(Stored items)

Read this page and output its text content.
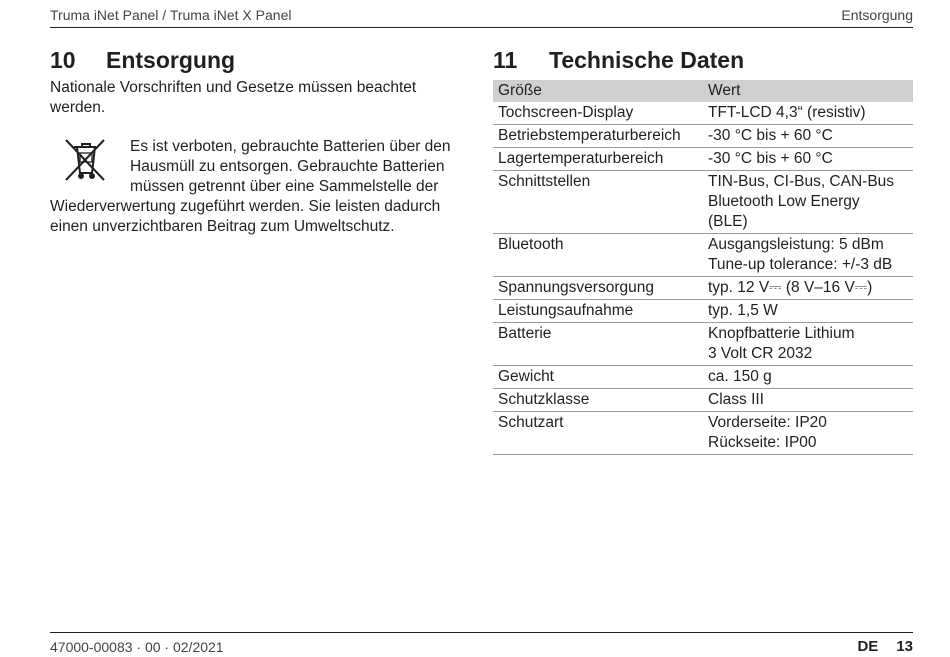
Truma iNet Panel / Truma iNet X Panel	Entsorgung
10 Entsorgung

Nationale Vorschriften und Gesetze müssen beachtet werden.

Es ist verboten, gebrauchte Batterien über den Hausmüll zu entsorgen. Gebrauchte Batterien müssen getrennt über eine Sammelstelle der Wiederverwertung zugeführt werden. Sie leisten dadurch einen unverzichtbaren Beitrag zum Umweltschutz.

11 Technische Daten
Größe	Wert
Tochscreen-Display	TFT-LCD 4,3“ (resistiv)

Betriebstemperaturbereich	-30 °C bis + 60 °C

Lagertemperaturbereich	-30 °C bis + 60 °C

Schnittstellen	TIN-Bus, CI-Bus, CAN-Bus
Bluetooth Low Energy
(BLE)

Bluetooth	Ausgangsleistung: 5 dBm
Tune-up tolerance: +/-3 dB

Spannungsversorgung	typ. 12 V⎓ (8 V–16 V⎓)

Leistungsaufnahme	typ. 1,5 W

Batterie	Knopfbatterie Lithium
3 Volt CR 2032

Gewicht	ca. 150 g

Schutzklasse	Class III

Schutzart	Vorderseite: IP20
Rückseite: IP00
47000-00083 · 00 · 02/2021	DE 13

Goal
Report the count of lines in the entries that contain the string "werden", and nothing besides it.

Answer to the task
2